> _Task requirements_
Quote all of the data that follows exactly as written, skipping the images.

------ Records for this task

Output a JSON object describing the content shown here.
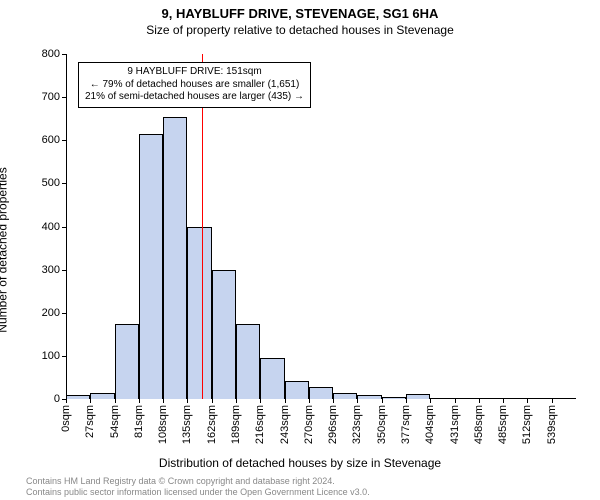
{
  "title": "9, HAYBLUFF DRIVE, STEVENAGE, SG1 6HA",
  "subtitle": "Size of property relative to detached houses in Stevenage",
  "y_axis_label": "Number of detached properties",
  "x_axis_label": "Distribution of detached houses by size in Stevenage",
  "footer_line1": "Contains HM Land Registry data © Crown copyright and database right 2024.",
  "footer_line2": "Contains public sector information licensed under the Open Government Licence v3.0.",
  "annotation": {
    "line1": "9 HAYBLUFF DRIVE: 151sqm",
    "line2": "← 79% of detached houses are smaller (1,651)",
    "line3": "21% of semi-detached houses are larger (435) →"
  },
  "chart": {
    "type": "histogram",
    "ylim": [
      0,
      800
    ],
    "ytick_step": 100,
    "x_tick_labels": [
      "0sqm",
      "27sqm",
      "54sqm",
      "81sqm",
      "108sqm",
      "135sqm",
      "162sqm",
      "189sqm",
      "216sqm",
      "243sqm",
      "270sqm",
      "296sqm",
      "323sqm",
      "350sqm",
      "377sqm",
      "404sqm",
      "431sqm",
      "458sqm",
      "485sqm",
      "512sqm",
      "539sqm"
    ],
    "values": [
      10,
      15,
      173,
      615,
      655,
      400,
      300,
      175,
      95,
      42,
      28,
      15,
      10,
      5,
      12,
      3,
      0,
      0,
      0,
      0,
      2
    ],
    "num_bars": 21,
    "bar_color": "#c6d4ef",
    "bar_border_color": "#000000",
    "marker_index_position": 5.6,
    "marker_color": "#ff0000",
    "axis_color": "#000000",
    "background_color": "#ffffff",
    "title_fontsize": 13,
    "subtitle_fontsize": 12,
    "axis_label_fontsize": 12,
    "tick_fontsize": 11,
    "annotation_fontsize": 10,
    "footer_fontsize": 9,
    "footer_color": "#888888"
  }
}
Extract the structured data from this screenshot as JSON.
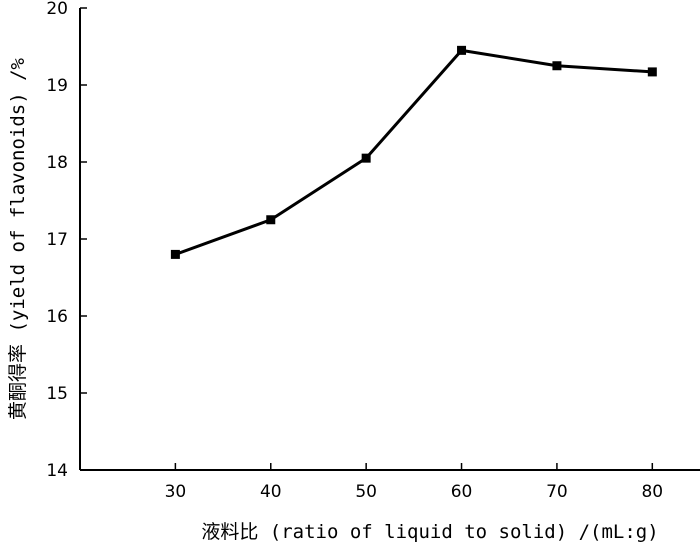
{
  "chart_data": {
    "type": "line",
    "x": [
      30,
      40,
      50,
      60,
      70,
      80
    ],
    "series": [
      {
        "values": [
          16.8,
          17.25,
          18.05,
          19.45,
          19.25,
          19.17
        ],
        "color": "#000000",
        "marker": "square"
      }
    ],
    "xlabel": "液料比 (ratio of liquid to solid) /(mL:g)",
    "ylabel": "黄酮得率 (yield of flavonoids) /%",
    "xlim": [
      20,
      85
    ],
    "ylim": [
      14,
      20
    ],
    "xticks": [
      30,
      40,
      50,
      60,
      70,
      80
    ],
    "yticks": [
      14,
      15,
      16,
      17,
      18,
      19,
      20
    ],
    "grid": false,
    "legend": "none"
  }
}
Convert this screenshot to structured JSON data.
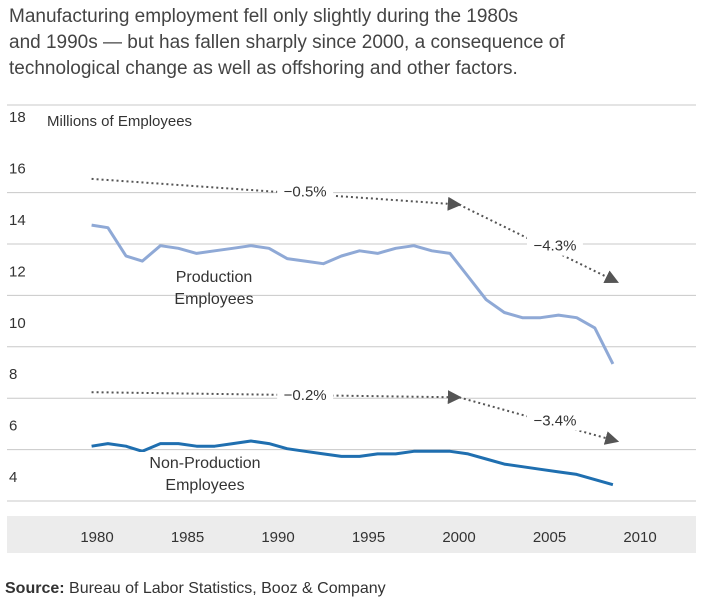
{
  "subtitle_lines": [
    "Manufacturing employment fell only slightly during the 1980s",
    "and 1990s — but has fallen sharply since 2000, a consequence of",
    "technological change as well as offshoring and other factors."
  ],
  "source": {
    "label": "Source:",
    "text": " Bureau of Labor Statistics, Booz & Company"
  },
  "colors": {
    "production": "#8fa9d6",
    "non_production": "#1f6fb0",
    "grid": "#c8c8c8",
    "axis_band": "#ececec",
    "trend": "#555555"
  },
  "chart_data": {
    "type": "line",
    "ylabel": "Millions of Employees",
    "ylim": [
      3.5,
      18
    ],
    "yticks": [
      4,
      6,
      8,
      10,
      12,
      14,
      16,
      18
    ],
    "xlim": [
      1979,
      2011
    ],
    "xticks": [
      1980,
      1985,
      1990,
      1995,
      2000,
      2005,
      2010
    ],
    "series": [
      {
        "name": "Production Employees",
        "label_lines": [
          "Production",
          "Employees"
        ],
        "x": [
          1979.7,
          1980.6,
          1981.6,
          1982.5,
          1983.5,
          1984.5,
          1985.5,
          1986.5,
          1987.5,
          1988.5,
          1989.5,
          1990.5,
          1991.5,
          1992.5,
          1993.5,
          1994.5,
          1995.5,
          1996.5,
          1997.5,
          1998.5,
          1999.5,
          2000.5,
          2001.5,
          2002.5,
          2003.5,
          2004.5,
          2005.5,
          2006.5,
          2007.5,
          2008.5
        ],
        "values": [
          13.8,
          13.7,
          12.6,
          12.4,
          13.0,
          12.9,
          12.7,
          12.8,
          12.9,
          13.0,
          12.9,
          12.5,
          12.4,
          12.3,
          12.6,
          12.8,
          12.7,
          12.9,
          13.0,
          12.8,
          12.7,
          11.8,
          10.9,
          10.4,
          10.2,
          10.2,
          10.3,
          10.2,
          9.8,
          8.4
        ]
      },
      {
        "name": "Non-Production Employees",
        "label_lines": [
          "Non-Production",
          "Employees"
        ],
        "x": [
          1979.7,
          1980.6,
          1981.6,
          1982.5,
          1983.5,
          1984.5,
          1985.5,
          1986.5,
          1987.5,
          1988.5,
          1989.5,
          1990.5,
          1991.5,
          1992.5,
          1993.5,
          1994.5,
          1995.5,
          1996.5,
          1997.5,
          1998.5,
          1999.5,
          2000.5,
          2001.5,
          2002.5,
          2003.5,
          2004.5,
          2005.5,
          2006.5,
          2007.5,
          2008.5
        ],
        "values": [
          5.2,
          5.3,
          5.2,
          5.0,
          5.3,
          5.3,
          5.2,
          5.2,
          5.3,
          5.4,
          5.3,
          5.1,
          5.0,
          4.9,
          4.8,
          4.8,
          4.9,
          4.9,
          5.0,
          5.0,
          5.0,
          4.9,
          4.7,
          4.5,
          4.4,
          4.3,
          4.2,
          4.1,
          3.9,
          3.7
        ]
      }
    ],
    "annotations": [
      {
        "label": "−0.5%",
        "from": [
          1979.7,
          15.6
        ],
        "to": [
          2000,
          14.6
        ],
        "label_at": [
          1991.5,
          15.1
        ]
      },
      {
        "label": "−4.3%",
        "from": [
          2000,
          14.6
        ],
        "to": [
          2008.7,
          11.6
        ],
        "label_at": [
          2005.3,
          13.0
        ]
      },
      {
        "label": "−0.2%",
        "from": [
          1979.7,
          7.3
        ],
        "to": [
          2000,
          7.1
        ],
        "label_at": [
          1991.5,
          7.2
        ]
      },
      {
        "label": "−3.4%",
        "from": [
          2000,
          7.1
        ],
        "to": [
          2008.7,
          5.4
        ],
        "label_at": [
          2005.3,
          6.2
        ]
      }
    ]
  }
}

------------

> _Written reply_
Output a JSON object describing the content shown here.
{
  "title": "9, HAYBLUFF DRIVE, STEVENAGE, SG1 6HA",
  "subtitle": "Size of property relative to detached houses in Stevenage",
  "y_axis_label": "Number of detached properties",
  "x_axis_label": "Distribution of detached houses by size in Stevenage",
  "footer_line1": "Contains HM Land Registry data © Crown copyright and database right 2024.",
  "footer_line2": "Contains public sector information licensed under the Open Government Licence v3.0.",
  "annotation": {
    "line1": "9 HAYBLUFF DRIVE: 151sqm",
    "line2": "← 79% of detached houses are smaller (1,651)",
    "line3": "21% of semi-detached houses are larger (435) →"
  },
  "chart": {
    "type": "histogram",
    "ylim": [
      0,
      800
    ],
    "ytick_step": 100,
    "x_tick_labels": [
      "0sqm",
      "27sqm",
      "54sqm",
      "81sqm",
      "108sqm",
      "135sqm",
      "162sqm",
      "189sqm",
      "216sqm",
      "243sqm",
      "270sqm",
      "296sqm",
      "323sqm",
      "350sqm",
      "377sqm",
      "404sqm",
      "431sqm",
      "458sqm",
      "485sqm",
      "512sqm",
      "539sqm"
    ],
    "values": [
      10,
      15,
      173,
      615,
      655,
      400,
      300,
      175,
      95,
      42,
      28,
      15,
      10,
      5,
      12,
      3,
      0,
      0,
      0,
      0,
      2
    ],
    "num_bars": 21,
    "bar_color": "#c6d4ef",
    "bar_border_color": "#000000",
    "marker_index_position": 5.6,
    "marker_color": "#ff0000",
    "axis_color": "#000000",
    "background_color": "#ffffff",
    "title_fontsize": 13,
    "subtitle_fontsize": 12,
    "axis_label_fontsize": 12,
    "tick_fontsize": 11,
    "annotation_fontsize": 10,
    "footer_fontsize": 9,
    "footer_color": "#888888"
  }
}
Extract the structured data from this screenshot as JSON.
{
  "chart_data": {
    "type": "line",
    "x": [
      30,
      40,
      50,
      60,
      70,
      80
    ],
    "series": [
      {
        "values": [
          16.8,
          17.25,
          18.05,
          19.45,
          19.25,
          19.17
        ],
        "color": "#000000",
        "marker": "square"
      }
    ],
    "xlabel": "液料比 (ratio of liquid to solid) /(mL:g)",
    "ylabel": "黄酮得率 (yield of flavonoids) /%",
    "xlim": [
      20,
      85
    ],
    "ylim": [
      14,
      20
    ],
    "xticks": [
      30,
      40,
      50,
      60,
      70,
      80
    ],
    "yticks": [
      14,
      15,
      16,
      17,
      18,
      19,
      20
    ],
    "grid": false,
    "legend": "none"
  }
}
Convert this screenshot to structured JSON data.
{
  "subtitle_lines": [
    "Manufacturing employment fell only slightly during the 1980s",
    "and 1990s — but has fallen sharply since 2000, a consequence of",
    "technological change as well as offshoring and other factors."
  ],
  "source": {
    "label": "Source:",
    "text": " Bureau of Labor Statistics, Booz & Company"
  },
  "colors": {
    "production": "#8fa9d6",
    "non_production": "#1f6fb0",
    "grid": "#c8c8c8",
    "axis_band": "#ececec",
    "trend": "#555555"
  },
  "chart_data": {
    "type": "line",
    "ylabel": "Millions of Employees",
    "ylim": [
      3.5,
      18
    ],
    "yticks": [
      4,
      6,
      8,
      10,
      12,
      14,
      16,
      18
    ],
    "xlim": [
      1979,
      2011
    ],
    "xticks": [
      1980,
      1985,
      1990,
      1995,
      2000,
      2005,
      2010
    ],
    "series": [
      {
        "name": "Production Employees",
        "label_lines": [
          "Production",
          "Employees"
        ],
        "x": [
          1979.7,
          1980.6,
          1981.6,
          1982.5,
          1983.5,
          1984.5,
          1985.5,
          1986.5,
          1987.5,
          1988.5,
          1989.5,
          1990.5,
          1991.5,
          1992.5,
          1993.5,
          1994.5,
          1995.5,
          1996.5,
          1997.5,
          1998.5,
          1999.5,
          2000.5,
          2001.5,
          2002.5,
          2003.5,
          2004.5,
          2005.5,
          2006.5,
          2007.5,
          2008.5
        ],
        "values": [
          13.8,
          13.7,
          12.6,
          12.4,
          13.0,
          12.9,
          12.7,
          12.8,
          12.9,
          13.0,
          12.9,
          12.5,
          12.4,
          12.3,
          12.6,
          12.8,
          12.7,
          12.9,
          13.0,
          12.8,
          12.7,
          11.8,
          10.9,
          10.4,
          10.2,
          10.2,
          10.3,
          10.2,
          9.8,
          8.4
        ]
      },
      {
        "name": "Non-Production Employees",
        "label_lines": [
          "Non-Production",
          "Employees"
        ],
        "x": [
          1979.7,
          1980.6,
          1981.6,
          1982.5,
          1983.5,
          1984.5,
          1985.5,
          1986.5,
          1987.5,
          1988.5,
          1989.5,
          1990.5,
          1991.5,
          1992.5,
          1993.5,
          1994.5,
          1995.5,
          1996.5,
          1997.5,
          1998.5,
          1999.5,
          2000.5,
          2001.5,
          2002.5,
          2003.5,
          2004.5,
          2005.5,
          2006.5,
          2007.5,
          2008.5
        ],
        "values": [
          5.2,
          5.3,
          5.2,
          5.0,
          5.3,
          5.3,
          5.2,
          5.2,
          5.3,
          5.4,
          5.3,
          5.1,
          5.0,
          4.9,
          4.8,
          4.8,
          4.9,
          4.9,
          5.0,
          5.0,
          5.0,
          4.9,
          4.7,
          4.5,
          4.4,
          4.3,
          4.2,
          4.1,
          3.9,
          3.7
        ]
      }
    ],
    "annotations": [
      {
        "label": "−0.5%",
        "from": [
          1979.7,
          15.6
        ],
        "to": [
          2000,
          14.6
        ],
        "label_at": [
          1991.5,
          15.1
        ]
      },
      {
        "label": "−4.3%",
        "from": [
          2000,
          14.6
        ],
        "to": [
          2008.7,
          11.6
        ],
        "label_at": [
          2005.3,
          13.0
        ]
      },
      {
        "label": "−0.2%",
        "from": [
          1979.7,
          7.3
        ],
        "to": [
          2000,
          7.1
        ],
        "label_at": [
          1991.5,
          7.2
        ]
      },
      {
        "label": "−3.4%",
        "from": [
          2000,
          7.1
        ],
        "to": [
          2008.7,
          5.4
        ],
        "label_at": [
          2005.3,
          6.2
        ]
      }
    ]
  }
}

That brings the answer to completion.